**Exercise details**
Leave out the pictures and repeat the data exactly.

**Dataset records**

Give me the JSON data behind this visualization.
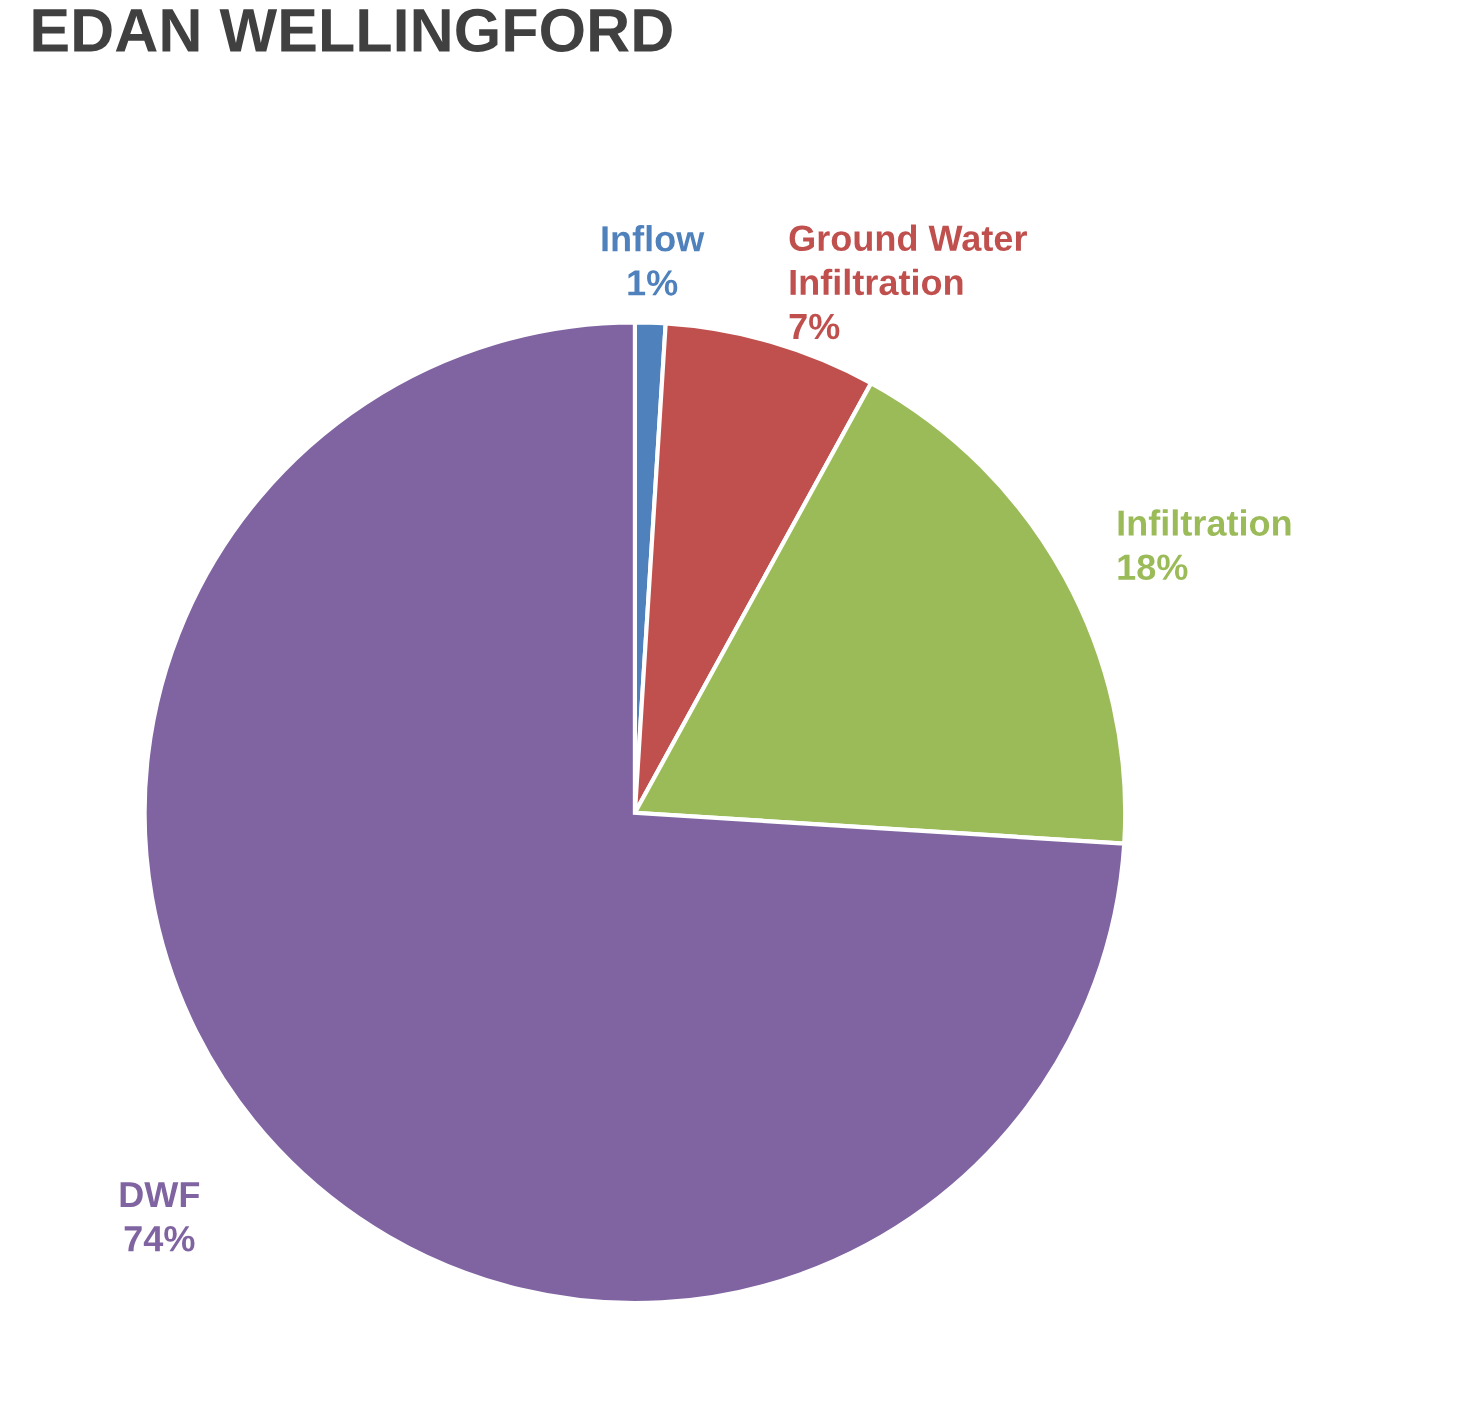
{
  "chart_data": {
    "type": "pie",
    "title": "EDAN WELLINGFORD",
    "categories": [
      "Inflow",
      "Ground Water\nInfiltration",
      "Infiltration",
      "DWF"
    ],
    "values": [
      1,
      7,
      18,
      74
    ],
    "colors": [
      "#4f81bd",
      "#c0504d",
      "#9bbb59",
      "#8064a2"
    ],
    "value_labels": [
      "1%",
      "7%",
      "18%",
      "74%"
    ],
    "legend": false
  }
}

**Answer to this task**
Give me the JSON data behind this visualization.
{
  "chart_data": {
    "type": "pie",
    "title": "EDAN WELLINGFORD",
    "categories": [
      "Inflow",
      "Ground Water\nInfiltration",
      "Infiltration",
      "DWF"
    ],
    "values": [
      1,
      7,
      18,
      74
    ],
    "colors": [
      "#4f81bd",
      "#c0504d",
      "#9bbb59",
      "#8064a2"
    ],
    "value_labels": [
      "1%",
      "7%",
      "18%",
      "74%"
    ],
    "legend": false
  }
}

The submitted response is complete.